(Spatial annotation entries)
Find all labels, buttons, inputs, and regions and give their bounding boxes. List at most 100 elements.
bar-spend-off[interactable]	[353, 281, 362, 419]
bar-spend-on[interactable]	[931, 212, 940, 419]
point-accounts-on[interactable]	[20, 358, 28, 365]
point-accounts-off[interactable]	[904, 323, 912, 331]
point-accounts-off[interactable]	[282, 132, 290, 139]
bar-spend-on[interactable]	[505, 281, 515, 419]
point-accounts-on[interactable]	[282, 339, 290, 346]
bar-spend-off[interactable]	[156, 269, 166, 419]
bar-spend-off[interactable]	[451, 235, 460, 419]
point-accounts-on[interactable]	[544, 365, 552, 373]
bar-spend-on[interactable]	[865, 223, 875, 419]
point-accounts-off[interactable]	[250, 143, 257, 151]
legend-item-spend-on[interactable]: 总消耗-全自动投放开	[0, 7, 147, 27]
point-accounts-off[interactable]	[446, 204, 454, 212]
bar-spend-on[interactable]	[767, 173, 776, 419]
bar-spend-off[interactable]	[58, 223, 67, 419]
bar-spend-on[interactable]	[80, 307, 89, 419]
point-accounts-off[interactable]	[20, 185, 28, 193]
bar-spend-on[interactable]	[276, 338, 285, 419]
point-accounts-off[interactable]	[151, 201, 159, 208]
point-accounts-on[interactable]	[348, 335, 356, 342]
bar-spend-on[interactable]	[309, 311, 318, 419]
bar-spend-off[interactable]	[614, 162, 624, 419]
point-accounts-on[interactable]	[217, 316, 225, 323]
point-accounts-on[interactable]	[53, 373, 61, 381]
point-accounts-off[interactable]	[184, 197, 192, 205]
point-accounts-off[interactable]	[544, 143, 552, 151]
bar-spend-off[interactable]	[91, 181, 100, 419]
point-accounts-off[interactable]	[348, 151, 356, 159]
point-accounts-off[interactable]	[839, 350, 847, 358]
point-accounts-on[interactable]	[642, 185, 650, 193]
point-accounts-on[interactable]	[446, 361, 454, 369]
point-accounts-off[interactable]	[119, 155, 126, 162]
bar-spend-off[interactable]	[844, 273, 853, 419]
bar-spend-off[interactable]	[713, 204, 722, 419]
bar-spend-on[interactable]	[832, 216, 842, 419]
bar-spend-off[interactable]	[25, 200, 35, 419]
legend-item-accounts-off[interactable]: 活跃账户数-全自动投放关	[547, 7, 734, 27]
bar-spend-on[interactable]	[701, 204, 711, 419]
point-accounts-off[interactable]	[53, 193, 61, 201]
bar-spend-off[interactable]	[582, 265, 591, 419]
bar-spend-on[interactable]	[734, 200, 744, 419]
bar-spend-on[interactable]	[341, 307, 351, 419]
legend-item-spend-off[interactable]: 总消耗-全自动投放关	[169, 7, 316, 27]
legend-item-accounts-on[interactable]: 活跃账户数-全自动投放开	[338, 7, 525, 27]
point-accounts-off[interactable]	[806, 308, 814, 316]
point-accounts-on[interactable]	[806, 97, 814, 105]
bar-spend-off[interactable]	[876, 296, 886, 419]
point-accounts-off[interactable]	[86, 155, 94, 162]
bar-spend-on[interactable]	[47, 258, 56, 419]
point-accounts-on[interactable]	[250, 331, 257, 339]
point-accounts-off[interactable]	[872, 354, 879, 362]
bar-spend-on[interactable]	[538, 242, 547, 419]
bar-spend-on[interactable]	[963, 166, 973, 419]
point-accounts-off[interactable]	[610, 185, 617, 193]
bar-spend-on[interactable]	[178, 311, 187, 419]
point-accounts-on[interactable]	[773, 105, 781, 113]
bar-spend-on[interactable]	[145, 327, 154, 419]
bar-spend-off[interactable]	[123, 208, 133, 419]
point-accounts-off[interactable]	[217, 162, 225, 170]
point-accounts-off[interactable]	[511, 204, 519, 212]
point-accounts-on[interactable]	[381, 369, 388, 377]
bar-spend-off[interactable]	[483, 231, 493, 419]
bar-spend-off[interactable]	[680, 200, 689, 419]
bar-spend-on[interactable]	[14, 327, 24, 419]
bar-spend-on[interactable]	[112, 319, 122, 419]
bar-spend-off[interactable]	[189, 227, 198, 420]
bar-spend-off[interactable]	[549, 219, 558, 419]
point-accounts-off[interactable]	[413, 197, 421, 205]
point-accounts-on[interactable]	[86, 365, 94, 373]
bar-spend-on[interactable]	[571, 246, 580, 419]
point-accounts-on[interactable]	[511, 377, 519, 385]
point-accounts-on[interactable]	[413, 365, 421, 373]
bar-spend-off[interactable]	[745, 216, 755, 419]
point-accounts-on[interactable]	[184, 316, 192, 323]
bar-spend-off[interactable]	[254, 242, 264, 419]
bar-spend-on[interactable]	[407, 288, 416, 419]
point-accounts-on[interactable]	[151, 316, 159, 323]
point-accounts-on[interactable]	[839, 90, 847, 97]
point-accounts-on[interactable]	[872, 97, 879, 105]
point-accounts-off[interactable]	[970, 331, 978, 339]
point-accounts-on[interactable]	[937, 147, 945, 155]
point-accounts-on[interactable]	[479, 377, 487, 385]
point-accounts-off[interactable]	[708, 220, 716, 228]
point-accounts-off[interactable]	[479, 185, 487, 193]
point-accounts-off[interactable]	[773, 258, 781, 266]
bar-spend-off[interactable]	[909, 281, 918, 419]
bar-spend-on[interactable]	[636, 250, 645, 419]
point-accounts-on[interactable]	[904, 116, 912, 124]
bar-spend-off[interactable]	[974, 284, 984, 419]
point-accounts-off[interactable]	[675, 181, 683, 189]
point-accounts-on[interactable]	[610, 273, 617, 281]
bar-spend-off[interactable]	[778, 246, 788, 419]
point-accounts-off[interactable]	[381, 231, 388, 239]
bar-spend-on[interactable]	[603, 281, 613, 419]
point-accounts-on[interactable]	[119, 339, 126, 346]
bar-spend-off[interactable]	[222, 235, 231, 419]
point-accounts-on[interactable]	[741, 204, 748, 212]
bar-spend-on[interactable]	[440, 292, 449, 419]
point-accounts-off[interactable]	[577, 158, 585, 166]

• **Problem to work on**:
Reproduce the data word for word, starting at its very first line and stopping after the line that contains "173, 776, 419]".

• **Correct answer**:
Find all labels, buttons, inputs, and regions and give their bounding boxes. List at most 100 elements.
bar-spend-off[interactable]	[353, 281, 362, 419]
bar-spend-on[interactable]	[931, 212, 940, 419]
point-accounts-on[interactable]	[20, 358, 28, 365]
point-accounts-off[interactable]	[904, 323, 912, 331]
point-accounts-off[interactable]	[282, 132, 290, 139]
bar-spend-on[interactable]	[505, 281, 515, 419]
point-accounts-on[interactable]	[282, 339, 290, 346]
bar-spend-off[interactable]	[156, 269, 166, 419]
bar-spend-off[interactable]	[451, 235, 460, 419]
point-accounts-on[interactable]	[544, 365, 552, 373]
bar-spend-on[interactable]	[865, 223, 875, 419]
point-accounts-off[interactable]	[250, 143, 257, 151]
legend-item-spend-on[interactable]: 总消耗-全自动投放开	[0, 7, 147, 27]
point-accounts-off[interactable]	[446, 204, 454, 212]
bar-spend-on[interactable]	[767, 173, 776, 419]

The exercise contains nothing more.